→ GOAL OF THE EXERCISE
Take the material below and write it all out again exactly.

→ DATASET EXCERPTS
==============================
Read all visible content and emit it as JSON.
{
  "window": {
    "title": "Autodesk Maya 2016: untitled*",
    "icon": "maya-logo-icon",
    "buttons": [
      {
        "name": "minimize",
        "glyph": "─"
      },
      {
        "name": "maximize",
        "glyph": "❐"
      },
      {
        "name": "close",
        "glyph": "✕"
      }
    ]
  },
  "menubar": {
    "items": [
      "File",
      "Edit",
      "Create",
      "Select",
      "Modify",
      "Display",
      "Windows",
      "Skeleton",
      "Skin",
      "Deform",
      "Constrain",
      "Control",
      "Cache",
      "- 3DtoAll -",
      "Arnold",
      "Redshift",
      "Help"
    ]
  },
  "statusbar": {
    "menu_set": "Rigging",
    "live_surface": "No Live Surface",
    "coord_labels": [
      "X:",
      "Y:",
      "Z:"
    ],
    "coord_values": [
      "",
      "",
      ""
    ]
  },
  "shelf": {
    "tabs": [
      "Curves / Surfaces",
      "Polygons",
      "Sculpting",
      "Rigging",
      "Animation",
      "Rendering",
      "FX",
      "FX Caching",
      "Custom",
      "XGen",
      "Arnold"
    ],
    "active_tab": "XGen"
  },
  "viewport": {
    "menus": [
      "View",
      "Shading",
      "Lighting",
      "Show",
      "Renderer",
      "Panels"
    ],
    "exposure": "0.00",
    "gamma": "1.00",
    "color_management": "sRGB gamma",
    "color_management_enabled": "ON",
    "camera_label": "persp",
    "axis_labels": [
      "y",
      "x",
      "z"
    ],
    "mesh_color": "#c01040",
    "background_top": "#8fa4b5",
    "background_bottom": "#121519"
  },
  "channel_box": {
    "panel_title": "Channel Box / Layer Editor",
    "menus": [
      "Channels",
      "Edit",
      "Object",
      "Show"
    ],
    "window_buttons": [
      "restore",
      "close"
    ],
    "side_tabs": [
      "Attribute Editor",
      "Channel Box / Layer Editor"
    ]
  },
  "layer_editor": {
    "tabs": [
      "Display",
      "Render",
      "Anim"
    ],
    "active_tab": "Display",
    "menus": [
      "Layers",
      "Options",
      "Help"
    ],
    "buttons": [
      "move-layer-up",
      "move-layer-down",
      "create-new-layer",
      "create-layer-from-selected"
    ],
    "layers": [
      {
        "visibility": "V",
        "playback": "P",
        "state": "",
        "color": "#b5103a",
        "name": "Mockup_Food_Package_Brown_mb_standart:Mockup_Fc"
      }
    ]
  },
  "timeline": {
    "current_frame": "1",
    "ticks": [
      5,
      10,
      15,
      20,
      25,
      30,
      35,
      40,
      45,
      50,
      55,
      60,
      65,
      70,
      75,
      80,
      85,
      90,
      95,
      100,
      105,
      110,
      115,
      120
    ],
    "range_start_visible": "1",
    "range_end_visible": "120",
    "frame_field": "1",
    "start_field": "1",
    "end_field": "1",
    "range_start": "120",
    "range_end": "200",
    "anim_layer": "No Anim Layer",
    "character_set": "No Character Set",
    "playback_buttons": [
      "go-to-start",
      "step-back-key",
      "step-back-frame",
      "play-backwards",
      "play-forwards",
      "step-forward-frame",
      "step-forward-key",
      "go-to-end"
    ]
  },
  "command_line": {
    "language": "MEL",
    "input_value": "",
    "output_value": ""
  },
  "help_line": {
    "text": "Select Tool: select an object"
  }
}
==============================
→ TASK RESULT
Read all visible content and emit it as JSON.
{
  "window": {
    "title": "Autodesk Maya 2016: untitled*",
    "icon": "maya-logo-icon",
    "buttons": [
      {
        "name": "minimize",
        "glyph": "─"
      },
      {
        "name": "maximize",
        "glyph": "❐"
      },
      {
        "name": "close",
        "glyph": "✕"
      }
    ]
  },
  "menubar": {
    "items": [
      "File",
      "Edit",
      "Create",
      "Select",
      "Modify",
      "Display",
      "Windows",
      "Skeleton",
      "Skin",
      "Deform",
      "Constrain",
      "Control",
      "Cache",
      "- 3DtoAll -",
      "Arnold",
      "Redshift",
      "Help"
    ]
  },
  "statusbar": {
    "menu_set": "Rigging",
    "live_surface": "No Live Surface",
    "coord_labels": [
      "X:",
      "Y:",
      "Z:"
    ],
    "coord_values": [
      "",
      "",
      ""
    ]
  },
  "shelf": {
    "tabs": [
      "Curves / Surfaces",
      "Polygons",
      "Sculpting",
      "Rigging",
      "Animation",
      "Rendering",
      "FX",
      "FX Caching",
      "Custom",
      "XGen",
      "Arnold"
    ],
    "active_tab": "XGen"
  },
  "viewport": {
    "menus": [
      "View",
      "Shading",
      "Lighting",
      "Show",
      "Renderer",
      "Panels"
    ],
    "exposure": "0.00",
    "gamma": "1.00",
    "color_management": "sRGB gamma",
    "color_management_enabled": "ON",
    "camera_label": "persp",
    "axis_labels": [
      "y",
      "x",
      "z"
    ],
    "mesh_color": "#c01040",
    "background_top": "#8fa4b5",
    "background_bottom": "#121519"
  },
  "channel_box": {
    "panel_title": "Channel Box / Layer Editor",
    "menus": [
      "Channels",
      "Edit",
      "Object",
      "Show"
    ],
    "window_buttons": [
      "restore",
      "close"
    ],
    "side_tabs": [
      "Attribute Editor",
      "Channel Box / Layer Editor"
    ]
  },
  "layer_editor": {
    "tabs": [
      "Display",
      "Render",
      "Anim"
    ],
    "active_tab": "Display",
    "menus": [
      "Layers",
      "Options",
      "Help"
    ],
    "buttons": [
      "move-layer-up",
      "move-layer-down",
      "create-new-layer",
      "create-layer-from-selected"
    ],
    "layers": [
      {
        "visibility": "V",
        "playback": "P",
        "state": "",
        "color": "#b5103a",
        "name": "Mockup_Food_Package_Brown_mb_standart:Mockup_Fc"
      }
    ]
  },
  "timeline": {
    "current_frame": "1",
    "ticks": [
      5,
      10,
      15,
      20,
      25,
      30,
      35,
      40,
      45,
      50,
      55,
      60,
      65,
      70,
      75,
      80,
      85,
      90,
      95,
      100,
      105,
      110,
      115,
      120
    ],
    "range_start_visible": "1",
    "range_end_visible": "120",
    "frame_field": "1",
    "start_field": "1",
    "end_field": "1",
    "range_start": "120",
    "range_end": "200",
    "anim_layer": "No Anim Layer",
    "character_set": "No Character Set",
    "playback_buttons": [
      "go-to-start",
      "step-back-key",
      "step-back-frame",
      "play-backwards",
      "play-forwards",
      "step-forward-frame",
      "step-forward-key",
      "go-to-end"
    ]
  },
  "command_line": {
    "language": "MEL",
    "input_value": "",
    "output_value": ""
  },
  "help_line": {
    "text": "Select Tool: select an object"
  }
}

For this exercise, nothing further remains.